> [WHAT YOU NEED TO DO]: From the listing that follows, extract every line and set it down unaltered.

> [SUPPLIED DATA]:
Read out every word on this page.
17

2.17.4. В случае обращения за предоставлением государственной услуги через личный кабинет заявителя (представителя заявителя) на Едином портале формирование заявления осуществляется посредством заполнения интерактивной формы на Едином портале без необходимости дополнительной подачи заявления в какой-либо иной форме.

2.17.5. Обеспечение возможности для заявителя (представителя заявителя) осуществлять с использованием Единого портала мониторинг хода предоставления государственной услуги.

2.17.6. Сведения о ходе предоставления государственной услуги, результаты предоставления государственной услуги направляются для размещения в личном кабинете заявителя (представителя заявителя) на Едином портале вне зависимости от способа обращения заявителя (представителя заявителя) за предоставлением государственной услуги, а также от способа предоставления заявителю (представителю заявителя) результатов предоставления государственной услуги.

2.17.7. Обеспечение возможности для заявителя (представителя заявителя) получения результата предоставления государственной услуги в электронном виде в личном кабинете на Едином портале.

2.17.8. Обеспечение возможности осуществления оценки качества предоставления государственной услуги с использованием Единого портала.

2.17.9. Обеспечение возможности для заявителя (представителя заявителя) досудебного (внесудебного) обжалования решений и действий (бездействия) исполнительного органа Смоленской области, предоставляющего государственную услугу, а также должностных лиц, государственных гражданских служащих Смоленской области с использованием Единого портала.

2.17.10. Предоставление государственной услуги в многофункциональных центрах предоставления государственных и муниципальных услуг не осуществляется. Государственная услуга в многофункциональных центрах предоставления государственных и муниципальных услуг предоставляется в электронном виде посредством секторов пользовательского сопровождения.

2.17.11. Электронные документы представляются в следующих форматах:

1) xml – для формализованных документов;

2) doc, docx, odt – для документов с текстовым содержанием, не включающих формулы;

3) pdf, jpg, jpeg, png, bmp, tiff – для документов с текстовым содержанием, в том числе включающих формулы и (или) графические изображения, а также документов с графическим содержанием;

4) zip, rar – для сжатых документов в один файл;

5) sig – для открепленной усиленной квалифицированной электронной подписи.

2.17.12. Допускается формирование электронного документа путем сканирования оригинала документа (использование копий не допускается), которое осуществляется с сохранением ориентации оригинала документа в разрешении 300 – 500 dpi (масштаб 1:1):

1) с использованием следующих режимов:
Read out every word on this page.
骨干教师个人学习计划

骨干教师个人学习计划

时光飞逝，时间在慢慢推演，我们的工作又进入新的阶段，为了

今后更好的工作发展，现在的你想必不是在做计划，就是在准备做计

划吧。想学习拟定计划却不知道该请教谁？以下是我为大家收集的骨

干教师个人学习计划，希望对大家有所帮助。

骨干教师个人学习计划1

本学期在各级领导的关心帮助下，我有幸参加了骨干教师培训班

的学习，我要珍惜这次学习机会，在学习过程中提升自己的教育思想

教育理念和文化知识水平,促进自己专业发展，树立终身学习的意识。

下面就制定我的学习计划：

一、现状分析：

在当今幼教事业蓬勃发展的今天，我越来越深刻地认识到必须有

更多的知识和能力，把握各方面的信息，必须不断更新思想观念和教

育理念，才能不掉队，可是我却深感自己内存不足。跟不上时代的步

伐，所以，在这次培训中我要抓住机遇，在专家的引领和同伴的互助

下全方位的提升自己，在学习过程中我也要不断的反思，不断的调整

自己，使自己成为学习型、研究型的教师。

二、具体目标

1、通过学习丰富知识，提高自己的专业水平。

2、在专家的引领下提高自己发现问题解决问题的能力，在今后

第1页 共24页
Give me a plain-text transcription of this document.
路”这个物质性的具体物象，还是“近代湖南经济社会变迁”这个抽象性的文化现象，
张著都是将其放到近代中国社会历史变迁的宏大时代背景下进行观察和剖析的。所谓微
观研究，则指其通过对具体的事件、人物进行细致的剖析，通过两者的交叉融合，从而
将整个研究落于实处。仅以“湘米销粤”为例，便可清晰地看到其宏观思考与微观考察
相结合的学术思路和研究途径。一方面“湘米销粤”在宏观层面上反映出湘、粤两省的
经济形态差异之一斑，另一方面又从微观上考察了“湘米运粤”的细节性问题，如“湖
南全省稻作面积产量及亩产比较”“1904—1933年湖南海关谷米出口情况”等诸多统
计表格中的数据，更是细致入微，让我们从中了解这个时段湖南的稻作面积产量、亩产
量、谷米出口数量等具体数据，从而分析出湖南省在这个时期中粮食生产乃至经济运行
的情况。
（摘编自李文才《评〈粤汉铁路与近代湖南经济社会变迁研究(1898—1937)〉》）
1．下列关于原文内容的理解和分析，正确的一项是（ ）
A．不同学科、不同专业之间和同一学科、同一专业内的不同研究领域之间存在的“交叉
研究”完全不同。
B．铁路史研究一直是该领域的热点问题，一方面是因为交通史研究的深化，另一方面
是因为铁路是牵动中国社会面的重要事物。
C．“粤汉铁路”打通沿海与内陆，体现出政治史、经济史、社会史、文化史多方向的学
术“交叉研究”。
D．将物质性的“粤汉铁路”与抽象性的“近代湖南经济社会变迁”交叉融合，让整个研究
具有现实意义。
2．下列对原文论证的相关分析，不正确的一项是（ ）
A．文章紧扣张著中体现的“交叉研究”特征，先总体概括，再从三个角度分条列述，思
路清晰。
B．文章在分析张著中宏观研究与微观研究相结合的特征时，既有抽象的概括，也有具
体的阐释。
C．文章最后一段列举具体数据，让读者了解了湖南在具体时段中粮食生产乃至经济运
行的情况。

> [WORKED SOLUTION]:
Read out every word on this page.
17

2.17.4. В случае обращения за предоставлением государственной услуги через личный кабинет заявителя (представителя заявителя) на Едином портале формирование заявления осуществляется посредством заполнения интерактивной формы на Едином портале без необходимости дополнительной подачи заявления в какой-либо иной форме.

2.17.5. Обеспечение возможности для заявителя (представителя заявителя) осуществлять с использованием Единого портала мониторинг хода предоставления государственной услуги.

2.17.6. Сведения о ходе предоставления государственной услуги, результаты предоставления государственной услуги направляются для размещения в личном кабинете заявителя (представителя заявителя) на Едином портале вне зависимости от способа обращения заявителя (представителя заявителя) за предоставлением государственной услуги, а также от способа предоставления заявителю (представителю заявителя) результатов предоставления государственной услуги.

2.17.7. Обеспечение возможности для заявителя (представителя заявителя) получения результата предоставления государственной услуги в электронном виде в личном кабинете на Едином портале.

2.17.8. Обеспечение возможности осуществления оценки качества предоставления государственной услуги с использованием Единого портала.

2.17.9. Обеспечение возможности для заявителя (представителя заявителя) досудебного (внесудебного) обжалования решений и действий (бездействия) исполнительного органа Смоленской области, предоставляющего государственную услугу, а также должностных лиц, государственных гражданских служащих Смоленской области с использованием Единого портала.

2.17.10. Предоставление государственной услуги в многофункциональных центрах предоставления государственных и муниципальных услуг не осуществляется. Государственная услуга в многофункциональных центрах предоставления государственных и муниципальных услуг предоставляется в электронном виде посредством секторов пользовательского сопровождения.

2.17.11. Электронные документы представляются в следующих форматах:

1) xml – для формализованных документов;

2) doc, docx, odt – для документов с текстовым содержанием, не включающих формулы;

3) pdf, jpg, jpeg, png, bmp, tiff – для документов с текстовым содержанием, в том числе включающих формулы и (или) графические изображения, а также документов с графическим содержанием;

4) zip, rar – для сжатых документов в один файл;

5) sig – для открепленной усиленной квалифицированной электронной подписи.

2.17.12. Допускается формирование электронного документа путем сканирования оригинала документа (использование копий не допускается), которое осуществляется с сохранением ориентации оригинала документа в разрешении 300 – 500 dpi (масштаб 1:1):

1) с использованием следующих режимов:
Read out every word on this page.
骨干教师个人学习计划

骨干教师个人学习计划

时光飞逝，时间在慢慢推演，我们的工作又进入新的阶段，为了

今后更好的工作发展，现在的你想必不是在做计划，就是在准备做计

划吧。想学习拟定计划却不知道该请教谁？以下是我为大家收集的骨

干教师个人学习计划，希望对大家有所帮助。

骨干教师个人学习计划1

本学期在各级领导的关心帮助下，我有幸参加了骨干教师培训班

的学习，我要珍惜这次学习机会，在学习过程中提升自己的教育思想

教育理念和文化知识水平,促进自己专业发展，树立终身学习的意识。

下面就制定我的学习计划：

一、现状分析：

在当今幼教事业蓬勃发展的今天，我越来越深刻地认识到必须有

更多的知识和能力，把握各方面的信息，必须不断更新思想观念和教

育理念，才能不掉队，可是我却深感自己内存不足。跟不上时代的步

伐，所以，在这次培训中我要抓住机遇，在专家的引领和同伴的互助

下全方位的提升自己，在学习过程中我也要不断的反思，不断的调整

自己，使自己成为学习型、研究型的教师。

二、具体目标

1、通过学习丰富知识，提高自己的专业水平。

2、在专家的引领下提高自己发现问题解决问题的能力，在今后

第1页 共24页
Give me a plain-text transcription of this document.
路”这个物质性的具体物象，还是“近代湖南经济社会变迁”这个抽象性的文化现象，
张著都是将其放到近代中国社会历史变迁的宏大时代背景下进行观察和剖析的。所谓微
观研究，则指其通过对具体的事件、人物进行细致的剖析，通过两者的交叉融合，从而
将整个研究落于实处。仅以“湘米销粤”为例，便可清晰地看到其宏观思考与微观考察
相结合的学术思路和研究途径。一方面“湘米销粤”在宏观层面上反映出湘、粤两省的
经济形态差异之一斑，另一方面又从微观上考察了“湘米运粤”的细节性问题，如“湖
南全省稻作面积产量及亩产比较”“1904—1933年湖南海关谷米出口情况”等诸多统
计表格中的数据，更是细致入微，让我们从中了解这个时段湖南的稻作面积产量、亩产
量、谷米出口数量等具体数据，从而分析出湖南省在这个时期中粮食生产乃至经济运行
的情况。
（摘编自李文才《评〈粤汉铁路与近代湖南经济社会变迁研究(1898—1937)〉》）
1．下列关于原文内容的理解和分析，正确的一项是（ ）
A．不同学科、不同专业之间和同一学科、同一专业内的不同研究领域之间存在的“交叉
研究”完全不同。
B．铁路史研究一直是该领域的热点问题，一方面是因为交通史研究的深化，另一方面
是因为铁路是牵动中国社会面的重要事物。
C．“粤汉铁路”打通沿海与内陆，体现出政治史、经济史、社会史、文化史多方向的学
术“交叉研究”。
D．将物质性的“粤汉铁路”与抽象性的“近代湖南经济社会变迁”交叉融合，让整个研究
具有现实意义。
2．下列对原文论证的相关分析，不正确的一项是（ ）
A．文章紧扣张著中体现的“交叉研究”特征，先总体概括，再从三个角度分条列述，思
路清晰。
B．文章在分析张著中宏观研究与微观研究相结合的特征时，既有抽象的概括，也有具
体的阐释。
C．文章最后一段列举具体数据，让读者了解了湖南在具体时段中粮食生产乃至经济运
行的情况。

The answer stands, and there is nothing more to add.